Ao fundo do corredor havia uma fotografia muito antiga: diziam-me que era o meu avô. O avô nunca o conheci: morreu jovem ainda deixando vários filhos todos de tenra idade. Era culto para o seu tempo: foi à escola .
À hora de almoço, em casa da minha mãe, ela falou nele. Mais de 75 anos após a sua morte, a filha, que à altura tinha 5 anos, lembrou o vaivém dos médicos em desespero para salvar uma vida que hoje seria poupada com uma vacina.
Mas lembrou o Pai. Rompia o dia e tirava os filhos da cama, carregava-os para a carroça com taipais de verga e partia para o trabalho no campo. A minha avó protestava:
- Levas as crianças a dormir. Deixa-as.
- Não. Elas gostam de ir comigo. Deixa-as ir mulher.
Chegado ao terreno descarregava-os e ficavam, até acordar, debaixo de um salgueiro.
Lembra também quando partiu um bacio de porcelana. A minha avó queria castigá-la e ela fugiu para debaixo da carroça no pátio. O pai apareceu a acudir:
-Deixa mulher. Deixa a criança! São só uns cacos.
As lágrimas vieram-lhe aos olhos. Mais de 100 anos depois de ter nascido um homem era lembrado e saía da fotografia para tomar vida e forma.
É assim a família: laços que moldam, que perduram, que atravessam e derrotam o tempo.

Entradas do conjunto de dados
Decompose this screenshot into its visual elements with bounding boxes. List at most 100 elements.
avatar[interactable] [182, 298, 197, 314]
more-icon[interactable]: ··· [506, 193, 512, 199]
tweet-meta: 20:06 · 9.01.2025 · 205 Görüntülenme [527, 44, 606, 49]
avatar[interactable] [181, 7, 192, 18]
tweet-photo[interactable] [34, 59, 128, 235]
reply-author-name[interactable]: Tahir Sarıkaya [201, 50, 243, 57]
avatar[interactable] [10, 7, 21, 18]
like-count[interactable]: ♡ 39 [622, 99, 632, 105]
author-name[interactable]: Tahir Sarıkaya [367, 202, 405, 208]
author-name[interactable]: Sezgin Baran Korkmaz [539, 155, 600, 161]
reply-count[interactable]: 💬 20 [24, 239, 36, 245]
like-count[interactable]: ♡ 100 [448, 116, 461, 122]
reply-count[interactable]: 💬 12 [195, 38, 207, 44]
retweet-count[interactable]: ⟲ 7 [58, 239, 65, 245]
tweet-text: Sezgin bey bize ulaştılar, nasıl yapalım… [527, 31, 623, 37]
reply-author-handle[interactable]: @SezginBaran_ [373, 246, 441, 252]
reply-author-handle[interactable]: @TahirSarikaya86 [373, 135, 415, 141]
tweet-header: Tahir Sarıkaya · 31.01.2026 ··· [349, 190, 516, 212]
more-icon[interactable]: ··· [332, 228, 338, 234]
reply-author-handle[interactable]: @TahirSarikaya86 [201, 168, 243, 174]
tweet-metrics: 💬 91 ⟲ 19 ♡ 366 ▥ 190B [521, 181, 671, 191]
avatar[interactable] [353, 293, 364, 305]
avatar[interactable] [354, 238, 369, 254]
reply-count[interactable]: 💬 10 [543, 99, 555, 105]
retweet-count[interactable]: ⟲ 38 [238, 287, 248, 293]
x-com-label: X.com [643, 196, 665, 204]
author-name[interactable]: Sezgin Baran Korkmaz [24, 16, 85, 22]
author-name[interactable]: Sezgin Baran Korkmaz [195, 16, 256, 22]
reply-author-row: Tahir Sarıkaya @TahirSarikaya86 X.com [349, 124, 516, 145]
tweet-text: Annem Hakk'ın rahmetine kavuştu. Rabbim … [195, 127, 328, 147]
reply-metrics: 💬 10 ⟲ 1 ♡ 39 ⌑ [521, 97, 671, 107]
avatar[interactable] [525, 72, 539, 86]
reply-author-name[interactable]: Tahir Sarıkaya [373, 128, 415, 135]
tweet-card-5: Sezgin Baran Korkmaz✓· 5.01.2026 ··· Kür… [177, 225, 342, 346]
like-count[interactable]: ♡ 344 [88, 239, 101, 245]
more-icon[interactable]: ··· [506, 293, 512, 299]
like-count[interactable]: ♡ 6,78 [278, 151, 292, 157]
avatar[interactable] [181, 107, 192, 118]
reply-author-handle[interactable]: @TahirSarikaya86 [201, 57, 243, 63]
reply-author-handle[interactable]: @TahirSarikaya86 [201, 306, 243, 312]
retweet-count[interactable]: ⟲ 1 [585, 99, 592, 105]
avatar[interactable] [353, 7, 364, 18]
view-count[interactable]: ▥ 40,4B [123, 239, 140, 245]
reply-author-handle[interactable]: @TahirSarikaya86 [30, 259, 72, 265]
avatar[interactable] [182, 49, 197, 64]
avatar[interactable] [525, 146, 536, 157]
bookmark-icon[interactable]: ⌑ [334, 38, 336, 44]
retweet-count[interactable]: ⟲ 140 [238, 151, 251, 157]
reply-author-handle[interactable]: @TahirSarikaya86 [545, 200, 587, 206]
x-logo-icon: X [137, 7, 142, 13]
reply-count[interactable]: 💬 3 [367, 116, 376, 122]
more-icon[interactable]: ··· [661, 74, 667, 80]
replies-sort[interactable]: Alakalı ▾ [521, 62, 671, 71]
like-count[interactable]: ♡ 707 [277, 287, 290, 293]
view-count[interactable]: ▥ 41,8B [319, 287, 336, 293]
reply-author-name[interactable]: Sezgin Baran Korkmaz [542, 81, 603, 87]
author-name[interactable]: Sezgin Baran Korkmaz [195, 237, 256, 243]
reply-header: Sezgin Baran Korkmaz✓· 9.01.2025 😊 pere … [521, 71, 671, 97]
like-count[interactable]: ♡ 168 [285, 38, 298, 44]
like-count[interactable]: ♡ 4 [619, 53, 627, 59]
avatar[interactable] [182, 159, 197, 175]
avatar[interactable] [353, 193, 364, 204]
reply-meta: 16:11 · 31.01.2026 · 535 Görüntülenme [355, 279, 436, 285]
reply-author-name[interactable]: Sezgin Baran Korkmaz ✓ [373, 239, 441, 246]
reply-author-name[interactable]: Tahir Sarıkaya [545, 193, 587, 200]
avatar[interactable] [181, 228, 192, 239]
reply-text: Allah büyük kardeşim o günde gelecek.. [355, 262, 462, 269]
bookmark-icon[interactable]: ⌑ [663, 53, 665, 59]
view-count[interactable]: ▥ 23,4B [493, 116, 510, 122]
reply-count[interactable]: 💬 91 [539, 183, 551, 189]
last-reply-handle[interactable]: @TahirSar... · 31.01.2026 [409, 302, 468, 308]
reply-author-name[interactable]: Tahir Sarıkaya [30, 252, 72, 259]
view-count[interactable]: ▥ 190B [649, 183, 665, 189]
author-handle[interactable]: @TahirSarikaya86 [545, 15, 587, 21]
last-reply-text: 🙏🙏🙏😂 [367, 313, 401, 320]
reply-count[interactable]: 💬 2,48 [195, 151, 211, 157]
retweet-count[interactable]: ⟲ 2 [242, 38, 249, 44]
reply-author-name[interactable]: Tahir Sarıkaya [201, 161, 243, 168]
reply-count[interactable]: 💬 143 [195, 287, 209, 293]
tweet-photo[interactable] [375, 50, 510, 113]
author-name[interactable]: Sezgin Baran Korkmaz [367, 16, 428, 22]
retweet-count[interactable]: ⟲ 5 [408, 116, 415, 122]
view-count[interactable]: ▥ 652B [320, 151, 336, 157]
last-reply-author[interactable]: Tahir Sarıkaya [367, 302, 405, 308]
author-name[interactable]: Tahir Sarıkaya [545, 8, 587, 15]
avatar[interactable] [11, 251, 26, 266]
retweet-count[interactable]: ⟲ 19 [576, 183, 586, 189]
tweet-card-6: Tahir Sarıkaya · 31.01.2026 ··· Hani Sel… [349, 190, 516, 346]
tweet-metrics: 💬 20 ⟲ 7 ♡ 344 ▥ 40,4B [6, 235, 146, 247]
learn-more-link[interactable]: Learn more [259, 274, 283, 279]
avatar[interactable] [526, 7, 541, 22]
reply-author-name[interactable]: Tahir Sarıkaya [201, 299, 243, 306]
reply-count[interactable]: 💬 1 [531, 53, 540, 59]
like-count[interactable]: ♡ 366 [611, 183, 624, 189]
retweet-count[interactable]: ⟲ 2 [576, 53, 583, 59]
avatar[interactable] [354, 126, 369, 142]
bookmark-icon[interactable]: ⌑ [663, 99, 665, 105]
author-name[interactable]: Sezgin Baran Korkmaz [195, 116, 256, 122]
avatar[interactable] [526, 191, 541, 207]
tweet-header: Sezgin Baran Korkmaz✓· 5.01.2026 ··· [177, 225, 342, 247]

Lista de atividades:
1 – Segundo o texto sobre o avô, que idade tinha a filha quando o pai morreu?
2 – Reproduza, por favor, sem qualquer alteração, um trecho do texto sobre o avô: comece nas palavras "Mas lembrou o" e pare depois de "só uns cacos.".
O material não tem qualquer papel aqui.

Soluções por tarefa:
1 – Tinha 5 anos.

2 –
Mas lembrou o Pai. Rompia o dia e tirava os filhos da cama, carregava-os para a carroça com taipais de verga e partia para o trabalho no campo. A minha avó protestava:
- Levas as crianças a dormir. Deixa-as.
- Não. Elas gostam de ir comigo. Deixa-as ir mulher.
Chegado ao terreno descarregava-os e ficavam, até acordar, debaixo de um salgueiro.
Lembra também quando partiu um bacio de porcelana. A minha avó queria castigá-la e ela fugiu para debaixo da carroça no pátio. O pai apareceu a acudir:
-Deixa mulher. Deixa a criança! São só uns cacos.